**Do this**
Images embedded in the records are excluded; print everything else exactly as given.

**Material provided**
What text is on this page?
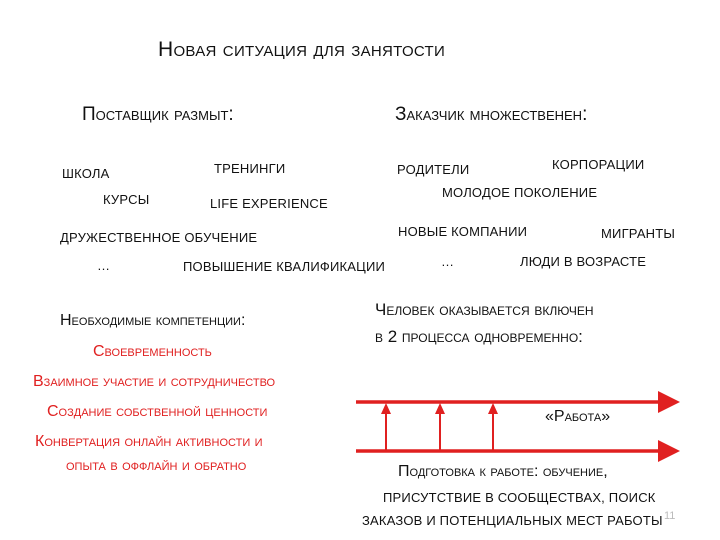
Новая ситуация для занятости
Поставщик размыт:
ШКОЛА	ТРЕНИНГИ
КУРСЫ	LIFE EXPERIENCE
ДРУЖЕСТВЕННОЕ ОБУЧЕНИЕ
…	ПОВЫШЕНИЕ КВАЛИФИКАЦИИ
Заказчик множественен:
РОДИТЕЛИ	КОРПОРАЦИИ
МОЛОДОЕ ПОКОЛЕНИЕ
НОВЫЕ КОМПАНИИ	МИГРАНТЫ
…	ЛЮДИ В ВОЗРАСТЕ
Необходимые компетенции:
Своевременность
Взаимное участие и сотрудничество
Создание собственной ценности
Конвертация онлайн активности и
опыта в оффлайн и обратно
Человек оказывается включен
в 2 процесса одновременно:
«Работа»
Подготовка к работе: обучение,
ПРИСУТСТВИЕ В СООБЩЕСТВАХ, ПОИСК
ЗАКАЗОВ И ПОТЕНЦИАЛЬНЫХ МЕСТ РАБОТЫ 11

**Answer to the exercise**
What text is on this page?
Новая ситуация для занятости
Поставщик размыт:
ШКОЛА	ТРЕНИНГИ
КУРСЫ	LIFE EXPERIENCE
ДРУЖЕСТВЕННОЕ ОБУЧЕНИЕ
…	ПОВЫШЕНИЕ КВАЛИФИКАЦИИ
Заказчик множественен:
РОДИТЕЛИ	КОРПОРАЦИИ
МОЛОДОЕ ПОКОЛЕНИЕ
НОВЫЕ КОМПАНИИ	МИГРАНТЫ
…	ЛЮДИ В ВОЗРАСТЕ
Необходимые компетенции:
Своевременность
Взаимное участие и сотрудничество
Создание собственной ценности
Конвертация онлайн активности и
опыта в оффлайн и обратно
Человек оказывается включен
в 2 процесса одновременно:
«Работа»
Подготовка к работе: обучение,
ПРИСУТСТВИЕ В СООБЩЕСТВАХ, ПОИСК
ЗАКАЗОВ И ПОТЕНЦИАЛЬНЫХ МЕСТ РАБОТЫ 11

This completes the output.